--- START OF Data records ---
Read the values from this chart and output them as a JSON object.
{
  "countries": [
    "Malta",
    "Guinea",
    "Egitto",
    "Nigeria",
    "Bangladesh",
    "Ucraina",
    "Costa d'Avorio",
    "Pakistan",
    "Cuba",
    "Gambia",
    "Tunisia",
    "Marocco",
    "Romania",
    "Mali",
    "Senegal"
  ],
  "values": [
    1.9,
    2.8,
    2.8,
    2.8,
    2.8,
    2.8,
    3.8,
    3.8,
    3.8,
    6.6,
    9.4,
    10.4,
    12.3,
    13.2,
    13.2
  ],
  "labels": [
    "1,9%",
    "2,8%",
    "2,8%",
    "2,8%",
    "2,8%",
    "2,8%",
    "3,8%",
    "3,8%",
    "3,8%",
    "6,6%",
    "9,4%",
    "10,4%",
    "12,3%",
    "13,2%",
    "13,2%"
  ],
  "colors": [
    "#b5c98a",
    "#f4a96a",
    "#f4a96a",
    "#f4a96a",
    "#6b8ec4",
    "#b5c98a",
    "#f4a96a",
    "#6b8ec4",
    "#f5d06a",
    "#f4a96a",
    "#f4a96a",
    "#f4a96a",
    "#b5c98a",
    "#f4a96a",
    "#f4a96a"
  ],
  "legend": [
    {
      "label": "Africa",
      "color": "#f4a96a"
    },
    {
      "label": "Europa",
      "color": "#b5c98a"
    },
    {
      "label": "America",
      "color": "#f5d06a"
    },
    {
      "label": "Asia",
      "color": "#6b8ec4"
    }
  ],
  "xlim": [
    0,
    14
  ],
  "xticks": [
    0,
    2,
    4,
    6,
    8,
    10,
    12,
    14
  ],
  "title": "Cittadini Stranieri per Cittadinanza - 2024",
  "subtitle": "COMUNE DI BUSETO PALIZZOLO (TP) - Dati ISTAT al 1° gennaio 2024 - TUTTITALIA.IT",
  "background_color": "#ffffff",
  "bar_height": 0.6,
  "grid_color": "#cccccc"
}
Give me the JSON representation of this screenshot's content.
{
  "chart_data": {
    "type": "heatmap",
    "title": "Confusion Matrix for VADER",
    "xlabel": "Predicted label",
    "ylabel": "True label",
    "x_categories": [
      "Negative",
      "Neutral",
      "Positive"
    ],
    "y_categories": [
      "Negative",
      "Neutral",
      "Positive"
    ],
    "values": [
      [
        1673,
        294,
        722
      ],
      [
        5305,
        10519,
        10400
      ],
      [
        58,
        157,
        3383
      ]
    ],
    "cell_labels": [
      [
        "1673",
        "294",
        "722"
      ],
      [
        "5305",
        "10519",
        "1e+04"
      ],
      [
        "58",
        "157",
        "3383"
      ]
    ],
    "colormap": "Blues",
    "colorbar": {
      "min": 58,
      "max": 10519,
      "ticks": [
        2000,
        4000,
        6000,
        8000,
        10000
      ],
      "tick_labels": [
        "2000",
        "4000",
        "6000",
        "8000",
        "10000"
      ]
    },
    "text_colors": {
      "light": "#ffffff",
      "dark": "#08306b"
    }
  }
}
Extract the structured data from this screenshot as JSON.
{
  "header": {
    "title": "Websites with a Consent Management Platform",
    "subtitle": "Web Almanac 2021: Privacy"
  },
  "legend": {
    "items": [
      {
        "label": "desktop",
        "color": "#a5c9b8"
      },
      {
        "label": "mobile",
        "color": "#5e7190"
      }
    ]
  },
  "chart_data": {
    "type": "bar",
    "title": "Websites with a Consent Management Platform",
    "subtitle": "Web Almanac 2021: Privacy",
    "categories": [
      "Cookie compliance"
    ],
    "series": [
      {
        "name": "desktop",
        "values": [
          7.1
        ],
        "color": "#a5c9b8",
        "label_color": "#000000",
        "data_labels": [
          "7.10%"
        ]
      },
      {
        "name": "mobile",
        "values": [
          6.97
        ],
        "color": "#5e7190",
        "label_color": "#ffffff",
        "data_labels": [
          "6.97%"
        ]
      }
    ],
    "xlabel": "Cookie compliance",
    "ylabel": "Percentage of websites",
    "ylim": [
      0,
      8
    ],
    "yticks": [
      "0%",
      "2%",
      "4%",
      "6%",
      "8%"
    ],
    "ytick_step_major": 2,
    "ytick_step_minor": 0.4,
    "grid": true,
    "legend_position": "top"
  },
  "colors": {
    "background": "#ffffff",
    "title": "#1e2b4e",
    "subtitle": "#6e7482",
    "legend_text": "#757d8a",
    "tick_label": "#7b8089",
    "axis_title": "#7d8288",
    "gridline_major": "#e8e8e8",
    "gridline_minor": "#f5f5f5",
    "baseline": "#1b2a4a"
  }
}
--- END OF Data records ---
- _The task_: Every entry should be output exactly as written, please.

- _Final result_:
Read the values from this chart and output them as a JSON object.
{
  "countries": [
    "Malta",
    "Guinea",
    "Egitto",
    "Nigeria",
    "Bangladesh",
    "Ucraina",
    "Costa d'Avorio",
    "Pakistan",
    "Cuba",
    "Gambia",
    "Tunisia",
    "Marocco",
    "Romania",
    "Mali",
    "Senegal"
  ],
  "values": [
    1.9,
    2.8,
    2.8,
    2.8,
    2.8,
    2.8,
    3.8,
    3.8,
    3.8,
    6.6,
    9.4,
    10.4,
    12.3,
    13.2,
    13.2
  ],
  "labels": [
    "1,9%",
    "2,8%",
    "2,8%",
    "2,8%",
    "2,8%",
    "2,8%",
    "3,8%",
    "3,8%",
    "3,8%",
    "6,6%",
    "9,4%",
    "10,4%",
    "12,3%",
    "13,2%",
    "13,2%"
  ],
  "colors": [
    "#b5c98a",
    "#f4a96a",
    "#f4a96a",
    "#f4a96a",
    "#6b8ec4",
    "#b5c98a",
    "#f4a96a",
    "#6b8ec4",
    "#f5d06a",
    "#f4a96a",
    "#f4a96a",
    "#f4a96a",
    "#b5c98a",
    "#f4a96a",
    "#f4a96a"
  ],
  "legend": [
    {
      "label": "Africa",
      "color": "#f4a96a"
    },
    {
      "label": "Europa",
      "color": "#b5c98a"
    },
    {
      "label": "America",
      "color": "#f5d06a"
    },
    {
      "label": "Asia",
      "color": "#6b8ec4"
    }
  ],
  "xlim": [
    0,
    14
  ],
  "xticks": [
    0,
    2,
    4,
    6,
    8,
    10,
    12,
    14
  ],
  "title": "Cittadini Stranieri per Cittadinanza - 2024",
  "subtitle": "COMUNE DI BUSETO PALIZZOLO (TP) - Dati ISTAT al 1° gennaio 2024 - TUTTITALIA.IT",
  "background_color": "#ffffff",
  "bar_height": 0.6,
  "grid_color": "#cccccc"
}
Give me the JSON representation of this screenshot's content.
{
  "chart_data": {
    "type": "heatmap",
    "title": "Confusion Matrix for VADER",
    "xlabel": "Predicted label",
    "ylabel": "True label",
    "x_categories": [
      "Negative",
      "Neutral",
      "Positive"
    ],
    "y_categories": [
      "Negative",
      "Neutral",
      "Positive"
    ],
    "values": [
      [
        1673,
        294,
        722
      ],
      [
        5305,
        10519,
        10400
      ],
      [
        58,
        157,
        3383
      ]
    ],
    "cell_labels": [
      [
        "1673",
        "294",
        "722"
      ],
      [
        "5305",
        "10519",
        "1e+04"
      ],
      [
        "58",
        "157",
        "3383"
      ]
    ],
    "colormap": "Blues",
    "colorbar": {
      "min": 58,
      "max": 10519,
      "ticks": [
        2000,
        4000,
        6000,
        8000,
        10000
      ],
      "tick_labels": [
        "2000",
        "4000",
        "6000",
        "8000",
        "10000"
      ]
    },
    "text_colors": {
      "light": "#ffffff",
      "dark": "#08306b"
    }
  }
}
Extract the structured data from this screenshot as JSON.
{
  "header": {
    "title": "Websites with a Consent Management Platform",
    "subtitle": "Web Almanac 2021: Privacy"
  },
  "legend": {
    "items": [
      {
        "label": "desktop",
        "color": "#a5c9b8"
      },
      {
        "label": "mobile",
        "color": "#5e7190"
      }
    ]
  },
  "chart_data": {
    "type": "bar",
    "title": "Websites with a Consent Management Platform",
    "subtitle": "Web Almanac 2021: Privacy",
    "categories": [
      "Cookie compliance"
    ],
    "series": [
      {
        "name": "desktop",
        "values": [
          7.1
        ],
        "color": "#a5c9b8",
        "label_color": "#000000",
        "data_labels": [
          "7.10%"
        ]
      },
      {
        "name": "mobile",
        "values": [
          6.97
        ],
        "color": "#5e7190",
        "label_color": "#ffffff",
        "data_labels": [
          "6.97%"
        ]
      }
    ],
    "xlabel": "Cookie compliance",
    "ylabel": "Percentage of websites",
    "ylim": [
      0,
      8
    ],
    "yticks": [
      "0%",
      "2%",
      "4%",
      "6%",
      "8%"
    ],
    "ytick_step_major": 2,
    "ytick_step_minor": 0.4,
    "grid": true,
    "legend_position": "top"
  },
  "colors": {
    "background": "#ffffff",
    "title": "#1e2b4e",
    "subtitle": "#6e7482",
    "legend_text": "#757d8a",
    "tick_label": "#7b8089",
    "axis_title": "#7d8288",
    "gridline_major": "#e8e8e8",
    "gridline_minor": "#f5f5f5",
    "baseline": "#1b2a4a"
  }
}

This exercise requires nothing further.